* Exercise details: Make an exact transcription of the material, leaving out all images.

-- begin Data records --

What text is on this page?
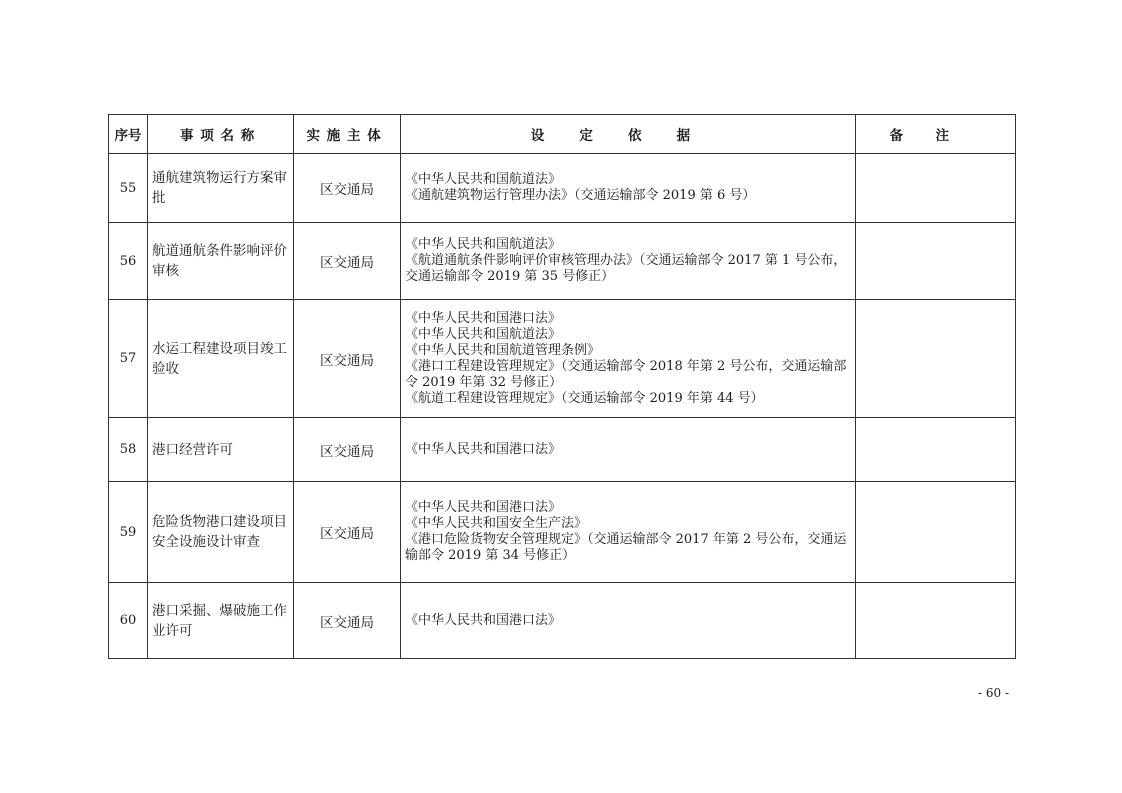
序号	事项名称	实施主体	设定依据	备注
55	通航建筑物运行方案审批	区交通局	《中华人民共和国航道法》
《通航建筑物运行管理办法》（交通运输部令 2019 第 6 号）	

56	航道通航条件影响评价审核	区交通局	《中华人民共和国航道法》
《航道通航条件影响评价审核管理办法》（交通运输部令 2017 第 1 号公布，交通运输部令 2019 第 35 号修正）	

57	水运工程建设项目竣工验收	区交通局	《中华人民共和国港口法》
《中华人民共和国航道法》
《中华人民共和国航道管理条例》
《港口工程建设管理规定》（交通运输部令 2018 年第 2 号公布，交通运输部令 2019 年第 32 号修正）
《航道工程建设管理规定》（交通运输部令 2019 年第 44 号）	

58	港口经营许可	区交通局	《中华人民共和国港口法》	

59	危险货物港口建设项目安全设施设计审查	区交通局	《中华人民共和国港口法》
《中华人民共和国安全生产法》
《港口危险货物安全管理规定》（交通运输部令 2017 年第 2 号公布，交通运输部令 2019 第 34 号修正）	

60	港口采掘、爆破施工作业许可	区交通局	《中华人民共和国港口法》	

- 60 -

-- end Data records --

* Solved problem:
What text is on this page?
序号	事项名称	实施主体	设定依据	备注
55	通航建筑物运行方案审批	区交通局	《中华人民共和国航道法》
《通航建筑物运行管理办法》（交通运输部令 2019 第 6 号）	

56	航道通航条件影响评价审核	区交通局	《中华人民共和国航道法》
《航道通航条件影响评价审核管理办法》（交通运输部令 2017 第 1 号公布，交通运输部令 2019 第 35 号修正）	

57	水运工程建设项目竣工验收	区交通局	《中华人民共和国港口法》
《中华人民共和国航道法》
《中华人民共和国航道管理条例》
《港口工程建设管理规定》（交通运输部令 2018 年第 2 号公布，交通运输部令 2019 年第 32 号修正）
《航道工程建设管理规定》（交通运输部令 2019 年第 44 号）	

58	港口经营许可	区交通局	《中华人民共和国港口法》	

59	危险货物港口建设项目安全设施设计审查	区交通局	《中华人民共和国港口法》
《中华人民共和国安全生产法》
《港口危险货物安全管理规定》（交通运输部令 2017 年第 2 号公布，交通运输部令 2019 第 34 号修正）	

60	港口采掘、爆破施工作业许可	区交通局	《中华人民共和国港口法》	

- 60 -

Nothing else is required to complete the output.